## Task description
Read the lines that follow and pick out every one containing the word "Χάρις".

## Material shown
===============
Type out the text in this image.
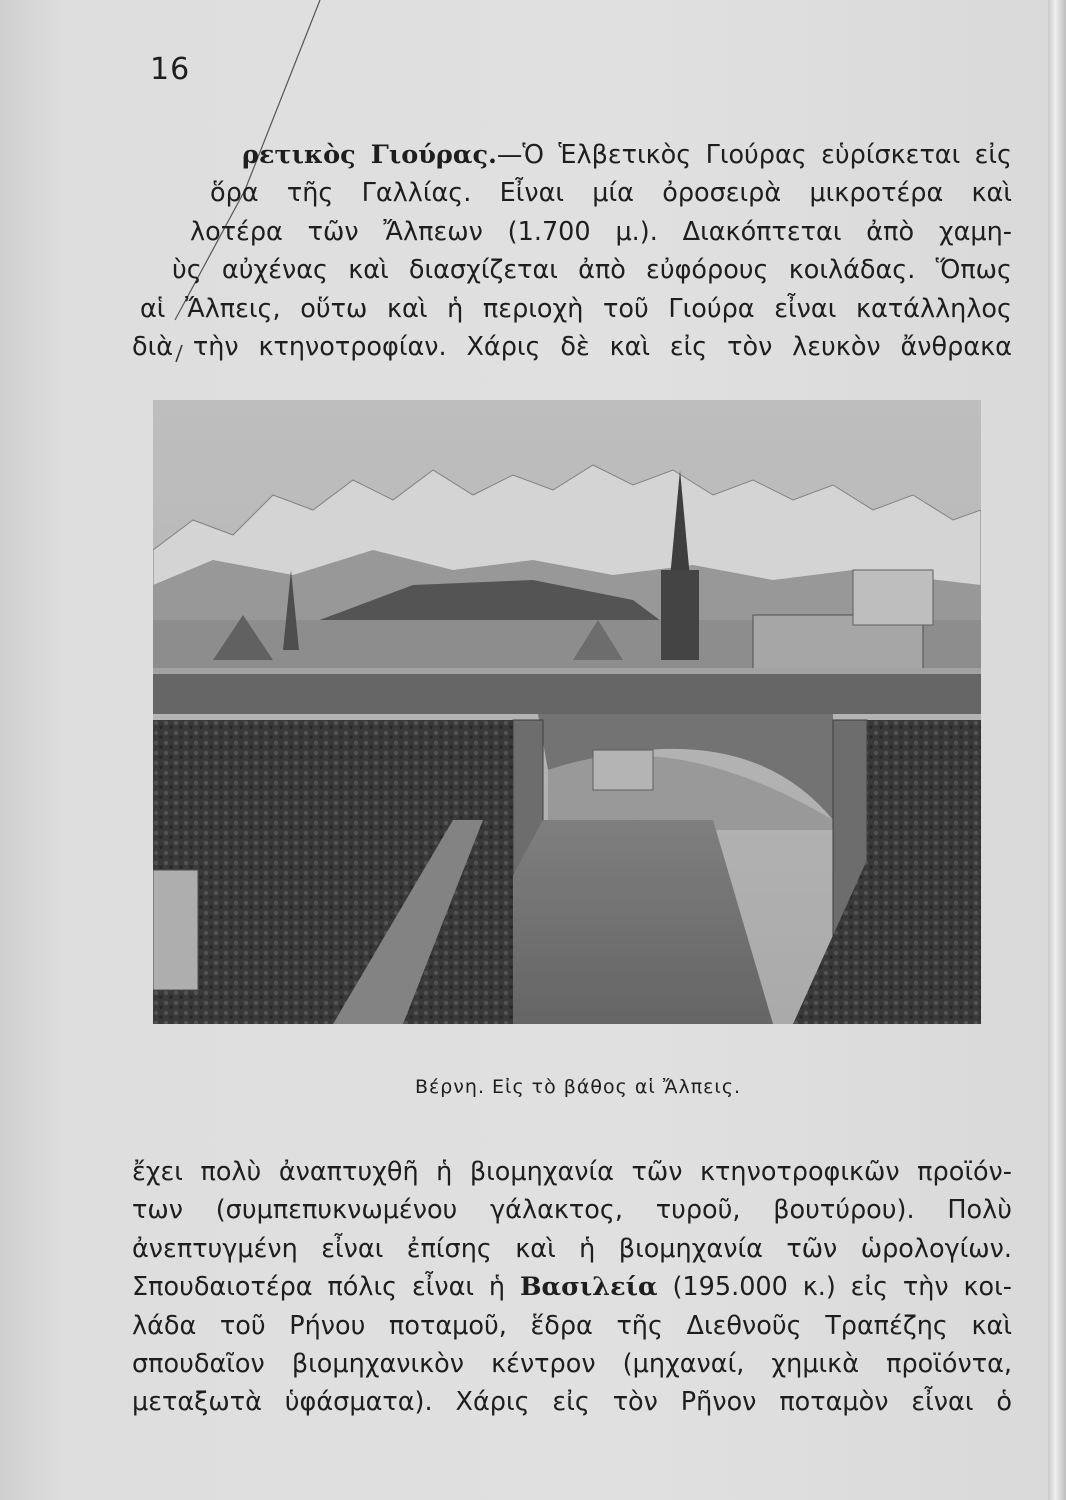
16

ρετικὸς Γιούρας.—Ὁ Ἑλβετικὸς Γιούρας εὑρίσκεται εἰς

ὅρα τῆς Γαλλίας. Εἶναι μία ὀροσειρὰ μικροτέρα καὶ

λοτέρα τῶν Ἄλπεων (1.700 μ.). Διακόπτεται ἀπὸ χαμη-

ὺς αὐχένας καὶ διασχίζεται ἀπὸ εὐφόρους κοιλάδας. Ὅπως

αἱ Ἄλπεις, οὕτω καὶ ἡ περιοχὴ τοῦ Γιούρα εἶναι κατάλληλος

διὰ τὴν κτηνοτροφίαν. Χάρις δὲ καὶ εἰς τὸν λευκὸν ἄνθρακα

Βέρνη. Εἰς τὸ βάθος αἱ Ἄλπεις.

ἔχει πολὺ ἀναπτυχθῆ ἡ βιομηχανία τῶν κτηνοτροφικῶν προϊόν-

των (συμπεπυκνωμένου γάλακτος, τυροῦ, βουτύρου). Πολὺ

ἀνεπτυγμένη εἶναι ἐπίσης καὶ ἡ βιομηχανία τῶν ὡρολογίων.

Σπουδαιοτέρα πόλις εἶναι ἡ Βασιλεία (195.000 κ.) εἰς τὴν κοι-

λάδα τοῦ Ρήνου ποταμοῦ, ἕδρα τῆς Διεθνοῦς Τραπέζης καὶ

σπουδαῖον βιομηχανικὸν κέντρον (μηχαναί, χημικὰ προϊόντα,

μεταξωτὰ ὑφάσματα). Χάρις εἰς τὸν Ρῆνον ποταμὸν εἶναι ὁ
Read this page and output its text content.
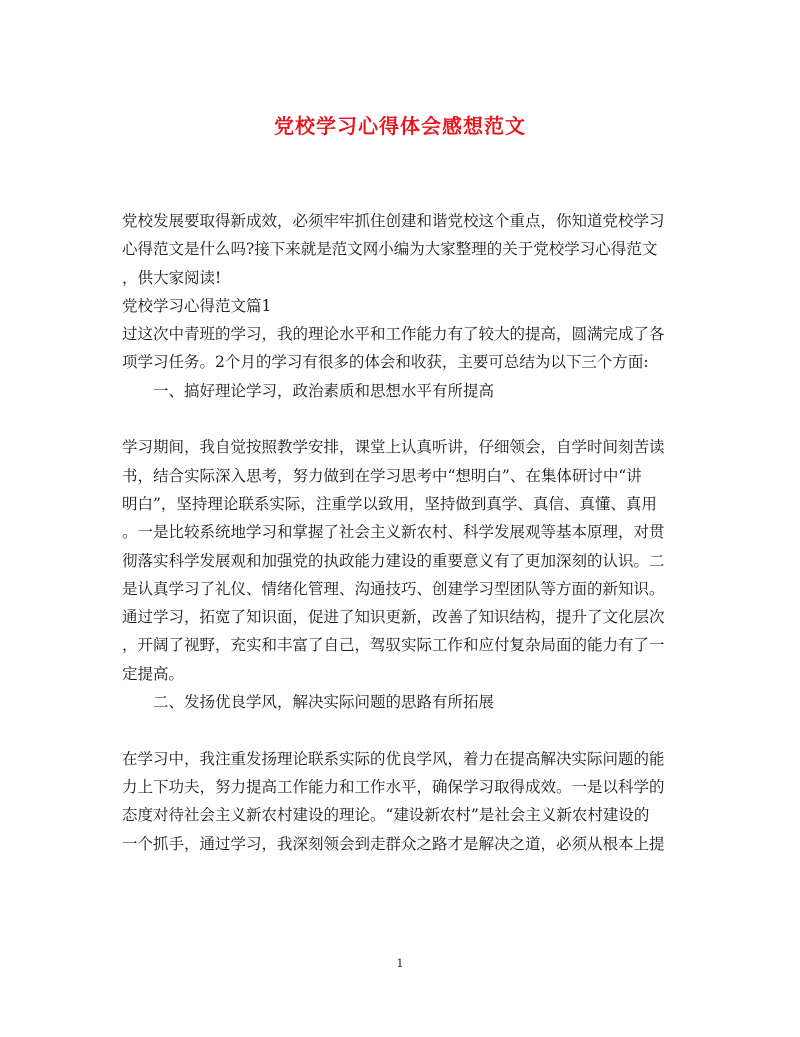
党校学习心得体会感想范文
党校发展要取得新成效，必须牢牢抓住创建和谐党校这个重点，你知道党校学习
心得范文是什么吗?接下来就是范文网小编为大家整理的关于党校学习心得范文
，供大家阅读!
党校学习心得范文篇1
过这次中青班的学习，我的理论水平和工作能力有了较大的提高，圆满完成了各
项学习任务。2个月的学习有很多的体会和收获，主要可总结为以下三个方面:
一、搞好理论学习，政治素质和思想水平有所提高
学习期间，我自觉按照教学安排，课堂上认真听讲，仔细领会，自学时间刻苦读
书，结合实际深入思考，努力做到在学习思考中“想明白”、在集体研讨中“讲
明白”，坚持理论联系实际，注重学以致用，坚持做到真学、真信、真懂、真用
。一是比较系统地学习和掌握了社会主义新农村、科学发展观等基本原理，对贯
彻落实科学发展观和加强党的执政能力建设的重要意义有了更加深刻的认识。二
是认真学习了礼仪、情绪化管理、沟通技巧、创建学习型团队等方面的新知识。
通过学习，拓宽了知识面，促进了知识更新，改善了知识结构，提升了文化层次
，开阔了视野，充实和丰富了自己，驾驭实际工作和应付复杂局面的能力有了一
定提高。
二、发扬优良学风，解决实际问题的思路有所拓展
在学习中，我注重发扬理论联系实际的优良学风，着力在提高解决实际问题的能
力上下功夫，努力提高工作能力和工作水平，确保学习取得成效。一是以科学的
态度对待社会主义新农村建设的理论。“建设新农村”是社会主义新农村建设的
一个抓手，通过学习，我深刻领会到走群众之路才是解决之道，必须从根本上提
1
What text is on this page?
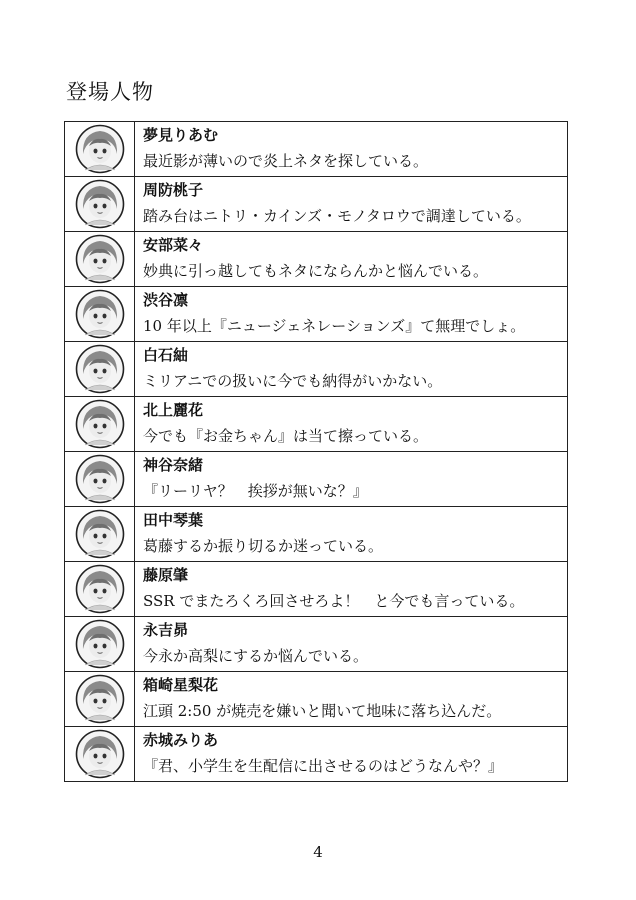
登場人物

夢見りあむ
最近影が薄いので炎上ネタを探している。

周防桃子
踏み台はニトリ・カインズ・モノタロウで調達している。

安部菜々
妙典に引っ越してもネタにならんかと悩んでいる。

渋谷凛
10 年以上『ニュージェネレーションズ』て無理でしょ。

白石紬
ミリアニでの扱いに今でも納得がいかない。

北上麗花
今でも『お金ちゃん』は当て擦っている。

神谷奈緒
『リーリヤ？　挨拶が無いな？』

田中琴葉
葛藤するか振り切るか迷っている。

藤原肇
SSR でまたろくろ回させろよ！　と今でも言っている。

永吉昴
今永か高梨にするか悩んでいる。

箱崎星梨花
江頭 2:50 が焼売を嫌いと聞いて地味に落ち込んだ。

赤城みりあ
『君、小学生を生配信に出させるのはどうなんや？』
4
===============
## Solution to this exercise
διὰ τὴν κτηνοτροφίαν. Χάρις δὲ καὶ εἰς τὸν λευκὸν ἄνθρακα
μεταξωτὰ ὑφάσματα). Χάρις εἰς τὸν Ρῆνον ποταμὸν εἶναι ὁ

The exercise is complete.